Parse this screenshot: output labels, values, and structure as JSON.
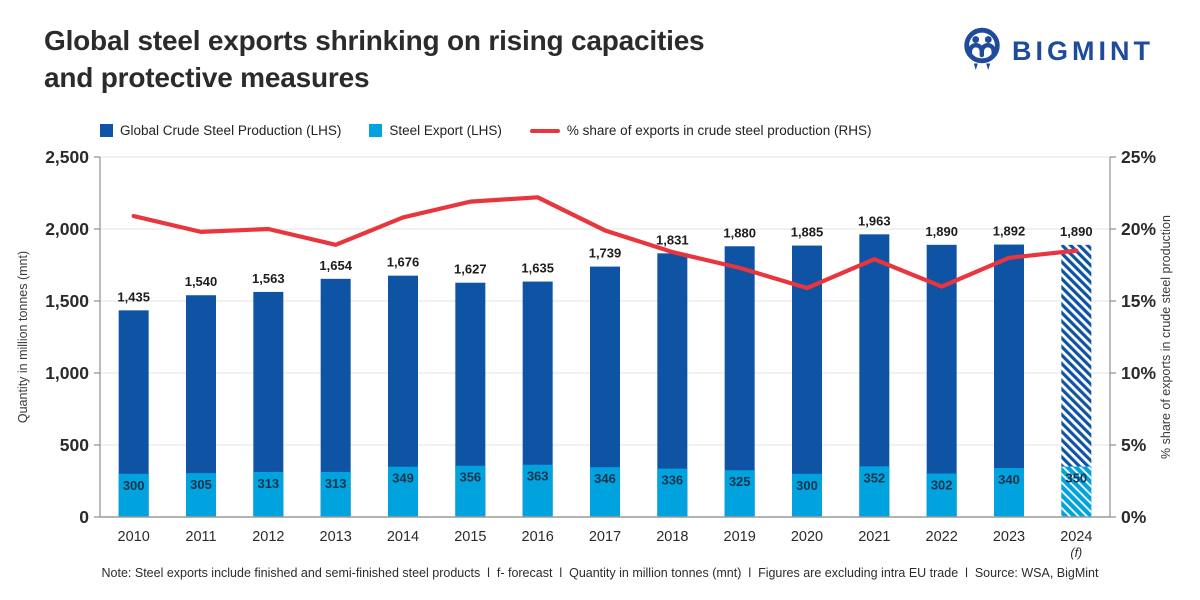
{
  "header": {
    "title_line1": "Global steel exports shrinking on rising capacities",
    "title_line2": "and protective measures",
    "logo_text": "BIGMINT",
    "logo_color": "#1e4b9a"
  },
  "legend": [
    {
      "label": "Global Crude Steel Production (LHS)",
      "color": "#0f53a4",
      "type": "square"
    },
    {
      "label": "Steel Export (LHS)",
      "color": "#00a3dd",
      "type": "square"
    },
    {
      "label": "% share of exports in crude steel production (RHS)",
      "color": "#e8353e",
      "type": "line"
    }
  ],
  "chart_data": {
    "type": "bar+line",
    "categories": [
      "2010",
      "2011",
      "2012",
      "2013",
      "2014",
      "2015",
      "2016",
      "2017",
      "2018",
      "2019",
      "2020",
      "2021",
      "2022",
      "2023",
      "2024"
    ],
    "forecast_index": 14,
    "forecast_suffix": "(f)",
    "series": [
      {
        "name": "Global Crude Steel Production (LHS)",
        "type": "bar",
        "axis": "left",
        "color": "#0f53a4",
        "values": [
          1435,
          1540,
          1563,
          1654,
          1676,
          1627,
          1635,
          1739,
          1831,
          1880,
          1885,
          1963,
          1890,
          1892,
          1890
        ]
      },
      {
        "name": "Steel Export (LHS)",
        "type": "bar",
        "axis": "left",
        "color": "#00a3dd",
        "values": [
          300,
          305,
          313,
          313,
          349,
          356,
          363,
          346,
          336,
          325,
          300,
          352,
          302,
          340,
          350
        ]
      },
      {
        "name": "% share of exports in crude steel production (RHS)",
        "type": "line",
        "axis": "right",
        "color": "#e8353e",
        "values": [
          20.9,
          19.8,
          20.0,
          18.9,
          20.8,
          21.9,
          22.2,
          19.9,
          18.4,
          17.3,
          15.9,
          17.9,
          16.0,
          18.0,
          18.5
        ]
      }
    ],
    "left_axis": {
      "label": "Quantity in million tonnes (mnt)",
      "min": 0,
      "max": 2500,
      "ticks": [
        "0",
        "500",
        "1,000",
        "1,500",
        "2,000",
        "2,500"
      ]
    },
    "right_axis": {
      "label": "% share of exports in crude steel production",
      "min": 0,
      "max": 25,
      "ticks": [
        "0%",
        "5%",
        "10%",
        "15%",
        "20%",
        "25%"
      ]
    },
    "grid": true,
    "legend_position": "top"
  },
  "footer": {
    "note": "Note: Steel exports include finished and semi-finished steel products  l  f- forecast  l  Quantity in million tonnes (mnt)  l  Figures are excluding intra EU trade  l  Source: WSA, BigMint"
  }
}
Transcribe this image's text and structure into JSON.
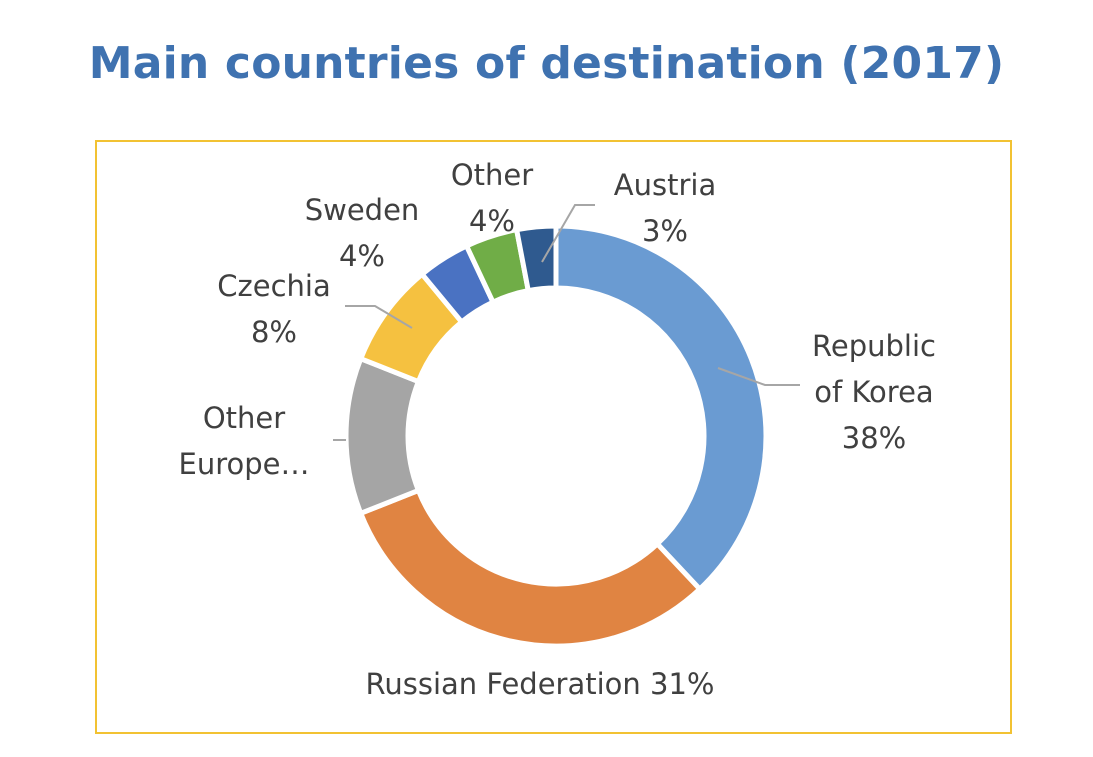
{
  "chart_data": {
    "type": "donut",
    "title": "Main countries of destination (2017)",
    "slices": [
      {
        "name": "Republic of Korea",
        "label_lines": [
          "Republic",
          "of Korea",
          "38%"
        ],
        "value": 38,
        "color": "#6a9bd2"
      },
      {
        "name": "Russian Federation",
        "label_lines": [
          "Russian Federation 31%"
        ],
        "value": 31,
        "color": "#e08442"
      },
      {
        "name": "Other Europe…",
        "label_lines": [
          "Other",
          "Europe…"
        ],
        "value": 12,
        "color": "#a5a5a5"
      },
      {
        "name": "Czechia",
        "label_lines": [
          "Czechia",
          "8%"
        ],
        "value": 8,
        "color": "#f5c140"
      },
      {
        "name": "Sweden",
        "label_lines": [
          "Sweden",
          "4%"
        ],
        "value": 4,
        "color": "#4a72c2"
      },
      {
        "name": "Other",
        "label_lines": [
          "Other",
          "4%"
        ],
        "value": 4,
        "color": "#70ad47"
      },
      {
        "name": "Austria",
        "label_lines": [
          "Austria",
          "3%"
        ],
        "value": 3,
        "color": "#2f5a8f"
      }
    ]
  }
}
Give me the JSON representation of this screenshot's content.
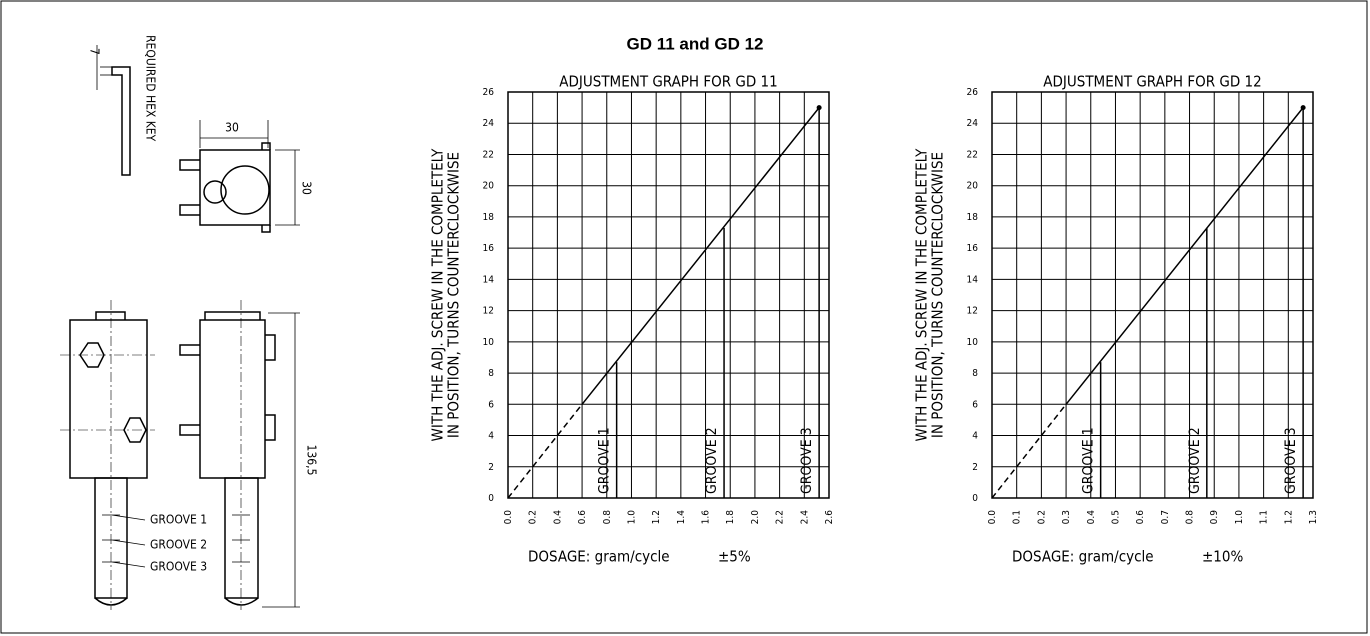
{
  "title": "GD 11 and GD 12",
  "drawing": {
    "hex_size": "7",
    "hex_key": "REQUIRED HEX KEY",
    "width": "30",
    "depth": "30",
    "height": "136,5",
    "grooves": [
      "GROOVE 1",
      "GROOVE 2",
      "GROOVE 3"
    ]
  },
  "chart_data": [
    {
      "type": "line",
      "title": "ADJUSTMENT GRAPH FOR GD 11",
      "ylabel": [
        "WITH THE ADJ. SCREW IN THE COMPLETELY",
        "IN POSITION, TURNS COUNTERCLOCKWISE"
      ],
      "xlabel": "DOSAGE: gram/cycle",
      "xlabel_note": "±5%",
      "xlim": [
        0,
        2.6
      ],
      "xticks": [
        {
          "value": 0,
          "label": "0.0"
        },
        0.2,
        0.4,
        0.6,
        0.8,
        {
          "value": 1,
          "label": "1.0"
        },
        1.2,
        1.4,
        1.6,
        1.8,
        {
          "value": 2,
          "label": "2.0"
        },
        2.2,
        2.4,
        2.6
      ],
      "ylim": [
        0,
        26
      ],
      "yticks": [
        0,
        2,
        4,
        6,
        8,
        10,
        12,
        14,
        16,
        18,
        20,
        22,
        24,
        26
      ],
      "grid": true,
      "series": [
        {
          "style": "dashed",
          "color": "#000000",
          "x": [
            0,
            0.6
          ],
          "values": [
            0,
            6
          ]
        },
        {
          "style": "solid",
          "color": "#000000",
          "x": [
            0.6,
            2.52
          ],
          "values": [
            6,
            25
          ]
        }
      ],
      "annotations": [
        {
          "label": "GROOVE 1",
          "x": 0.88,
          "y": 8.7
        },
        {
          "label": "GROOVE 2",
          "x": 1.75,
          "y": 17.3
        },
        {
          "label": "GROOVE 3",
          "x": 2.52,
          "y": 25
        }
      ]
    },
    {
      "type": "line",
      "title": "ADJUSTMENT GRAPH FOR GD 12",
      "ylabel": [
        "WITH THE ADJ. SCREW IN THE COMPLETELY",
        "IN POSITION, TURNS COUNTERCLOCKWISE"
      ],
      "xlabel": "DOSAGE: gram/cycle",
      "xlabel_note": "±10%",
      "xlim": [
        0,
        1.3
      ],
      "xticks": [
        {
          "value": 0,
          "label": "0.0"
        },
        0.1,
        0.2,
        0.3,
        0.4,
        0.5,
        0.6,
        0.7,
        0.8,
        0.9,
        {
          "value": 1,
          "label": "1.0"
        },
        1.1,
        1.2,
        1.3
      ],
      "ylim": [
        0,
        26
      ],
      "yticks": [
        0,
        2,
        4,
        6,
        8,
        10,
        12,
        14,
        16,
        18,
        20,
        22,
        24,
        26
      ],
      "grid": true,
      "series": [
        {
          "style": "dashed",
          "color": "#000000",
          "x": [
            0,
            0.3
          ],
          "values": [
            0,
            6
          ]
        },
        {
          "style": "solid",
          "color": "#000000",
          "x": [
            0.3,
            1.26
          ],
          "values": [
            6,
            25
          ]
        }
      ],
      "annotations": [
        {
          "label": "GROOVE 1",
          "x": 0.44,
          "y": 8.7
        },
        {
          "label": "GROOVE 2",
          "x": 0.87,
          "y": 17.3
        },
        {
          "label": "GROOVE 3",
          "x": 1.26,
          "y": 25
        }
      ]
    }
  ]
}
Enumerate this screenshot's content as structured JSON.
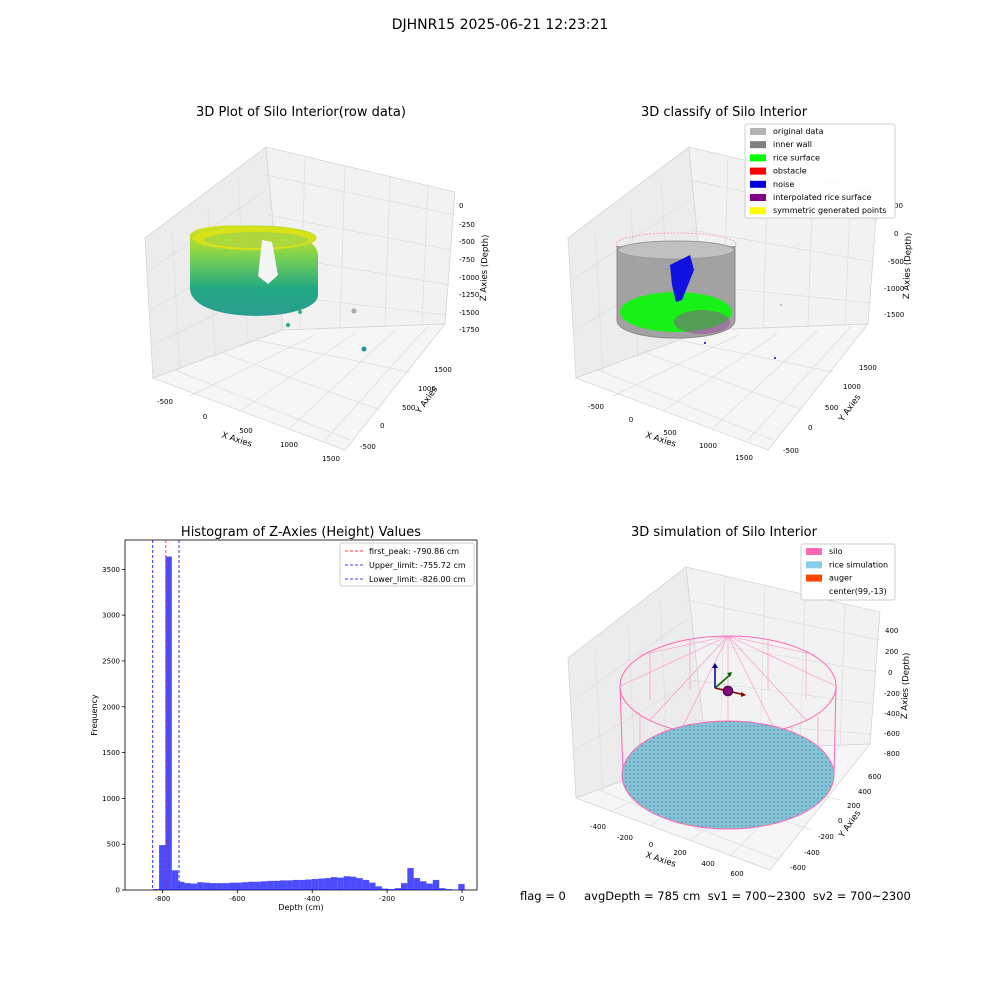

____

* Challenge
Using the listing above, work out how many of its lines include "Russian", and give only the result.

* Correct result
2